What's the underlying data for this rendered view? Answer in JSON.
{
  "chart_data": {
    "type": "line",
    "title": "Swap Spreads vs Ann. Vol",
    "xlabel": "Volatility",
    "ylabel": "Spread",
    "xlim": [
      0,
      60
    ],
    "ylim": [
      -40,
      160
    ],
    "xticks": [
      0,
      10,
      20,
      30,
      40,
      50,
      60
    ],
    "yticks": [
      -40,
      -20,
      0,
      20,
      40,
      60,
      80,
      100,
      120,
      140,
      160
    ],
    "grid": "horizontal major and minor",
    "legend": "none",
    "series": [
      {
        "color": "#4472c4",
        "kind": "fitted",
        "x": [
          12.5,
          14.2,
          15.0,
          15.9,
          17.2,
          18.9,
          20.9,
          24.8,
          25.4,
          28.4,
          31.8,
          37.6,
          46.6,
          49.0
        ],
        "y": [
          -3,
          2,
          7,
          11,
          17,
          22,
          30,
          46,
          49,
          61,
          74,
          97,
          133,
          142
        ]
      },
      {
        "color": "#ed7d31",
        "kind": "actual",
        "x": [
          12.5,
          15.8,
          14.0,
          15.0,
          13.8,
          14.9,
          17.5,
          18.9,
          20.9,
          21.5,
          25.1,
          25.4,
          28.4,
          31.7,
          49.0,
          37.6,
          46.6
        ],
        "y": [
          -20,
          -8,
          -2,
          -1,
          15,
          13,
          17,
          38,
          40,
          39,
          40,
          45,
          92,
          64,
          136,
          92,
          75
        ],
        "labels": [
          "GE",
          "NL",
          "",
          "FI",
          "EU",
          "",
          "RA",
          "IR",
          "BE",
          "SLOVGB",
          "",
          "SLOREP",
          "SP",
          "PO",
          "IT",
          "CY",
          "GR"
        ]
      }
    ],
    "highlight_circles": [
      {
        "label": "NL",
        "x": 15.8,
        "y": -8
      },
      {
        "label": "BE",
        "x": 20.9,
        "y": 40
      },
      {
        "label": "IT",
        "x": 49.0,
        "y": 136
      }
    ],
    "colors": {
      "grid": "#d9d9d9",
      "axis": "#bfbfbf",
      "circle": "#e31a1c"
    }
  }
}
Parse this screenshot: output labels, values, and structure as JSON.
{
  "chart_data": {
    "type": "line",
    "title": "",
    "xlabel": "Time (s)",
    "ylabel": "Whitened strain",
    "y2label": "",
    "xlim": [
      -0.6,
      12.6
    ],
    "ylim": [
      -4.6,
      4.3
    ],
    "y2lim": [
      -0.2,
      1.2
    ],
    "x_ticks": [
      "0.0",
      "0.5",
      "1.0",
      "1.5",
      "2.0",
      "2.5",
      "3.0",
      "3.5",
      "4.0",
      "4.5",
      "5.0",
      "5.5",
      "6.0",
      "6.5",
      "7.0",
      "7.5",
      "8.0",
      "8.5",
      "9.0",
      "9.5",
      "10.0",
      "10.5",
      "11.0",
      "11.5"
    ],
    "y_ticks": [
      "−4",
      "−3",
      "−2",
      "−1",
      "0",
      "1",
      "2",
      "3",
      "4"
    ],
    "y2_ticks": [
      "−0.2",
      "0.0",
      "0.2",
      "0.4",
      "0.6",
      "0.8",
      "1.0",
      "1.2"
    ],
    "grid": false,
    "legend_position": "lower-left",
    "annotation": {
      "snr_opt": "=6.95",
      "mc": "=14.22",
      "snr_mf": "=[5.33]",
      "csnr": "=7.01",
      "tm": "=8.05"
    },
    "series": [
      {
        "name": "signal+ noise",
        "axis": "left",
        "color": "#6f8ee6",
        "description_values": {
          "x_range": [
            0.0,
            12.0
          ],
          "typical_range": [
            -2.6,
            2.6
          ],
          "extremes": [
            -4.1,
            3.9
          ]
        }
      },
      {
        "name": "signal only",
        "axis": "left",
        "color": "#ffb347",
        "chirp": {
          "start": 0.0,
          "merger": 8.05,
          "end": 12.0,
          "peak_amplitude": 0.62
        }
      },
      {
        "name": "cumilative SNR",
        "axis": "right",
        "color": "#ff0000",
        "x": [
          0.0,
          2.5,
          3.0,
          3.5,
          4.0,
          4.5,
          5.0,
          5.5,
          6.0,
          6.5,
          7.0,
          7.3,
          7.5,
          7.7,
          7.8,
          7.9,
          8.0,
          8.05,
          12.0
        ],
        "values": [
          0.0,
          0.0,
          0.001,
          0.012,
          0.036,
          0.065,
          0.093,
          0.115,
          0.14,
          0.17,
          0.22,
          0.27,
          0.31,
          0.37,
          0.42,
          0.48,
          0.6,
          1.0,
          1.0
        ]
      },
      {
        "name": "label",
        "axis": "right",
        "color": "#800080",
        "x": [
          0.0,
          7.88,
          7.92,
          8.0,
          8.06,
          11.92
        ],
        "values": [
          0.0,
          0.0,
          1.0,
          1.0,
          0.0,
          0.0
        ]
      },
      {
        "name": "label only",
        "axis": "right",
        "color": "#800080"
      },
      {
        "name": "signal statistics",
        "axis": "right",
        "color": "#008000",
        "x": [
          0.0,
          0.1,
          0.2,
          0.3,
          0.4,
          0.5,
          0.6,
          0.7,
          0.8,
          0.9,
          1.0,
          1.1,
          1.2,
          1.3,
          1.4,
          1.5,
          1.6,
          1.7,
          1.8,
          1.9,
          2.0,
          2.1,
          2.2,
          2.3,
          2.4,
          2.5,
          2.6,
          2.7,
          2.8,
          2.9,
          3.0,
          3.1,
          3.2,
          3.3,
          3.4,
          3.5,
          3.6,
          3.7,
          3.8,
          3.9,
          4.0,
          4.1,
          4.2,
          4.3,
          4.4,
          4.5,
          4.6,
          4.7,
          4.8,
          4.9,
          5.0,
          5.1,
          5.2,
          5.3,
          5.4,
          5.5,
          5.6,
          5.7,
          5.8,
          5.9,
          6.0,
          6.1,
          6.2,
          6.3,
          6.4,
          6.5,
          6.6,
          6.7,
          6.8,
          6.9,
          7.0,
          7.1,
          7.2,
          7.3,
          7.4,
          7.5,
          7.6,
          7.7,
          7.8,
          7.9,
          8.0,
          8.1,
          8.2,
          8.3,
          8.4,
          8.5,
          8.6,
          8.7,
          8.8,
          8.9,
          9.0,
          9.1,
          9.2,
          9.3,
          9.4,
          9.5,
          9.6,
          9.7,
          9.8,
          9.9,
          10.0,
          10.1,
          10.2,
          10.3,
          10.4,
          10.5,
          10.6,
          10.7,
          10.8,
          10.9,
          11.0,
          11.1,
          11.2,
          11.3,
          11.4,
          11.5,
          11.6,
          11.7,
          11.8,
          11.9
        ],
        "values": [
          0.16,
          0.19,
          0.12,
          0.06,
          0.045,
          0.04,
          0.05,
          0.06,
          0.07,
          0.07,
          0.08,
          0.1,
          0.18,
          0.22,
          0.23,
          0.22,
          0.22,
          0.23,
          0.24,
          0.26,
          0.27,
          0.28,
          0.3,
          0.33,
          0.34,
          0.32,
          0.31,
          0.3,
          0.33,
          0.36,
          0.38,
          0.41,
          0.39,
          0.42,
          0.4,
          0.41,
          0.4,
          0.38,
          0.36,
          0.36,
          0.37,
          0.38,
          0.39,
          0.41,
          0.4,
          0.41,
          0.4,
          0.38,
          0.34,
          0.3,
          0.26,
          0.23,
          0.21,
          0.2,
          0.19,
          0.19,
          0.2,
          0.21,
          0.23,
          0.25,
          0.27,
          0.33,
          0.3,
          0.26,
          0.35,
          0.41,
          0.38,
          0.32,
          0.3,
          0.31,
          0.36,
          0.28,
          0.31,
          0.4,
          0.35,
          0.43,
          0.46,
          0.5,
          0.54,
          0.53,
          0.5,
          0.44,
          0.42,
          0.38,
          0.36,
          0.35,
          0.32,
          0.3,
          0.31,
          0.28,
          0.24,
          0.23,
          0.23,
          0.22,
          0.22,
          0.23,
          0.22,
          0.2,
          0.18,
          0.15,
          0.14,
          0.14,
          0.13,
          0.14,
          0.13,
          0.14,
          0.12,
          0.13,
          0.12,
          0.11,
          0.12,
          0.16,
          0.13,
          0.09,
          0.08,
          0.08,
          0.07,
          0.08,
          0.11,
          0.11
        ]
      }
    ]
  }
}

_What to work on_
Give the count of lines in the listing that hold the word "labels", with no other text.

_Output of the task_
2